Requirement: Make an exact transcription of the material, leaving out all images.

________

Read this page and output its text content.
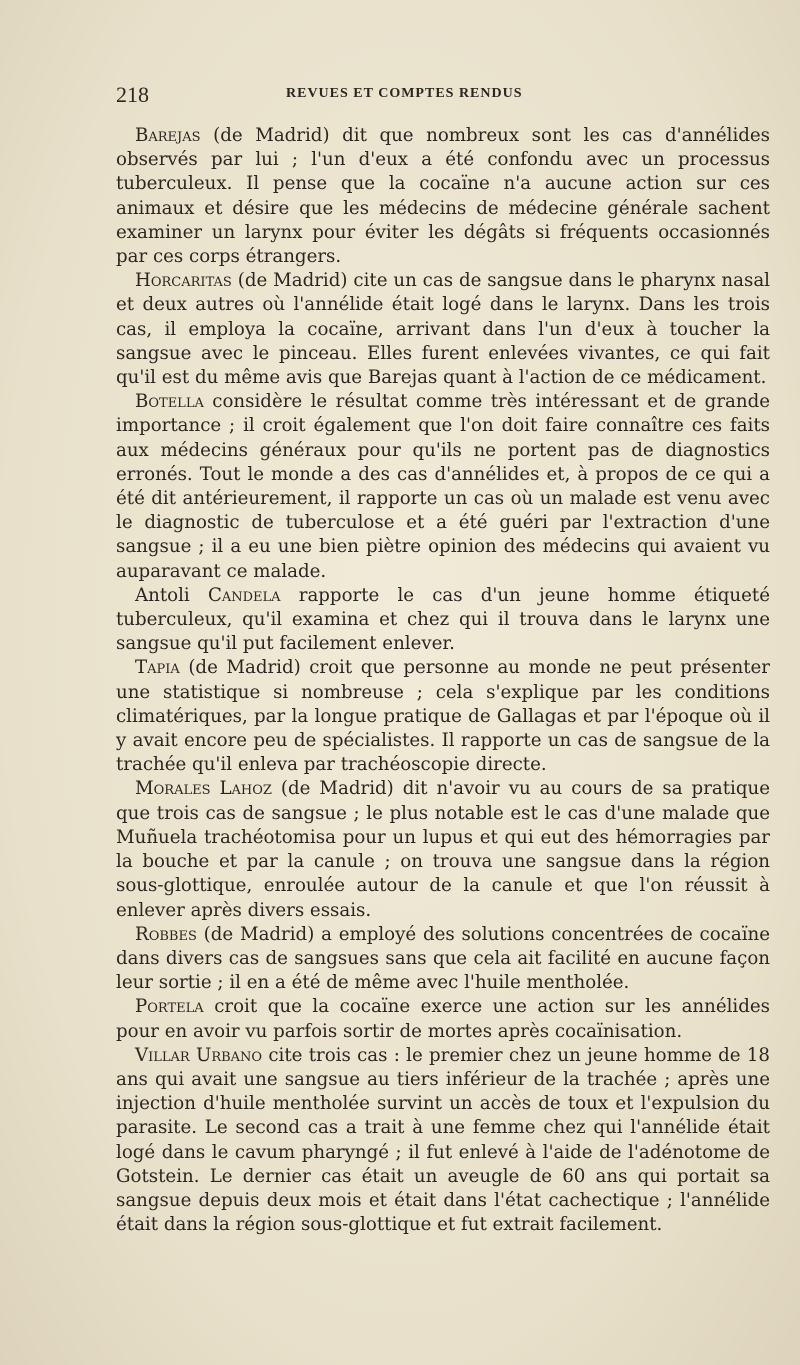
218	REVUES ET COMPTES RENDUS

Barejas (de Madrid) dit que nombreux sont les cas d'annélides observés par lui ; l'un d'eux a été confondu avec un processus tuberculeux. Il pense que la cocaïne n'a aucune action sur ces animaux et désire que les médecins de médecine générale sachent examiner un larynx pour éviter les dégâts si fréquents occasionnés par ces corps étrangers.

Horcaritas (de Madrid) cite un cas de sangsue dans le pharynx nasal et deux autres où l'annélide était logé dans le larynx. Dans les trois cas, il employa la cocaïne, arrivant dans l'un d'eux à toucher la sangsue avec le pinceau. Elles furent enlevées vivantes, ce qui fait qu'il est du même avis que Barejas quant à l'action de ce médicament.

Botella considère le résultat comme très intéressant et de grande importance ; il croit également que l'on doit faire connaître ces faits aux médecins généraux pour qu'ils ne portent pas de diagnostics erronés. Tout le monde a des cas d'annélides et, à propos de ce qui a été dit antérieurement, il rapporte un cas où un malade est venu avec le diagnostic de tuberculose et a été guéri par l'extraction d'une sangsue ; il a eu une bien piètre opinion des médecins qui avaient vu auparavant ce malade.

Antoli Candela rapporte le cas d'un jeune homme étiqueté tuberculeux, qu'il examina et chez qui il trouva dans le larynx une sangsue qu'il put facilement enlever.

Tapia (de Madrid) croit que personne au monde ne peut présenter une statistique si nombreuse ; cela s'explique par les conditions climatériques, par la longue pratique de Gallagas et par l'époque où il y avait encore peu de spécialistes. Il rapporte un cas de sangsue de la trachée qu'il enleva par trachéoscopie directe.

Morales Lahoz (de Madrid) dit n'avoir vu au cours de sa pratique que trois cas de sangsue ; le plus notable est le cas d'une malade que Muñuela trachéotomisa pour un lupus et qui eut des hémorragies par la bouche et par la canule ; on trouva une sangsue dans la région sous-glottique, enroulée autour de la canule et que l'on réussit à enlever après divers essais.

Robbes (de Madrid) a employé des solutions concentrées de cocaïne dans divers cas de sangsues sans que cela ait facilité en aucune façon leur sortie ; il en a été de même avec l'huile mentholée.

Portela croit que la cocaïne exerce une action sur les annélides pour en avoir vu parfois sortir de mortes après cocaïnisation.

Villar Urbano cite trois cas : le premier chez un jeune homme de 18 ans qui avait une sangsue au tiers inférieur de la trachée ; après une injection d'huile mentholée survint un accès de toux et l'expulsion du parasite. Le second cas a trait à une femme chez qui l'annélide était logé dans le cavum pharyngé ; il fut enlevé à l'aide de l'adénotome de Gotstein. Le dernier cas était un aveugle de 60 ans qui portait sa sangsue depuis deux mois et était dans l'état cachectique ; l'annélide était dans la région sous-glottique et fut extrait facilement.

________

Solution for this exercise:
Read this page and output its text content.
218	REVUES ET COMPTES RENDUS

Barejas (de Madrid) dit que nombreux sont les cas d'annélides observés par lui ; l'un d'eux a été confondu avec un processus tuberculeux. Il pense que la cocaïne n'a aucune action sur ces animaux et désire que les médecins de médecine générale sachent examiner un larynx pour éviter les dégâts si fréquents occasionnés par ces corps étrangers.

Horcaritas (de Madrid) cite un cas de sangsue dans le pharynx nasal et deux autres où l'annélide était logé dans le larynx. Dans les trois cas, il employa la cocaïne, arrivant dans l'un d'eux à toucher la sangsue avec le pinceau. Elles furent enlevées vivantes, ce qui fait qu'il est du même avis que Barejas quant à l'action de ce médicament.

Botella considère le résultat comme très intéressant et de grande importance ; il croit également que l'on doit faire connaître ces faits aux médecins généraux pour qu'ils ne portent pas de diagnostics erronés. Tout le monde a des cas d'annélides et, à propos de ce qui a été dit antérieurement, il rapporte un cas où un malade est venu avec le diagnostic de tuberculose et a été guéri par l'extraction d'une sangsue ; il a eu une bien piètre opinion des médecins qui avaient vu auparavant ce malade.

Antoli Candela rapporte le cas d'un jeune homme étiqueté tuberculeux, qu'il examina et chez qui il trouva dans le larynx une sangsue qu'il put facilement enlever.

Tapia (de Madrid) croit que personne au monde ne peut présenter une statistique si nombreuse ; cela s'explique par les conditions climatériques, par la longue pratique de Gallagas et par l'époque où il y avait encore peu de spécialistes. Il rapporte un cas de sangsue de la trachée qu'il enleva par trachéoscopie directe.

Morales Lahoz (de Madrid) dit n'avoir vu au cours de sa pratique que trois cas de sangsue ; le plus notable est le cas d'une malade que Muñuela trachéotomisa pour un lupus et qui eut des hémorragies par la bouche et par la canule ; on trouva une sangsue dans la région sous-glottique, enroulée autour de la canule et que l'on réussit à enlever après divers essais.

Robbes (de Madrid) a employé des solutions concentrées de cocaïne dans divers cas de sangsues sans que cela ait facilité en aucune façon leur sortie ; il en a été de même avec l'huile mentholée.

Portela croit que la cocaïne exerce une action sur les annélides pour en avoir vu parfois sortir de mortes après cocaïnisation.

Villar Urbano cite trois cas : le premier chez un jeune homme de 18 ans qui avait une sangsue au tiers inférieur de la trachée ; après une injection d'huile mentholée survint un accès de toux et l'expulsion du parasite. Le second cas a trait à une femme chez qui l'annélide était logé dans le cavum pharyngé ; il fut enlevé à l'aide de l'adénotome de Gotstein. Le dernier cas était un aveugle de 60 ans qui portait sa sangsue depuis deux mois et était dans l'état cachectique ; l'annélide était dans la région sous-glottique et fut extrait facilement.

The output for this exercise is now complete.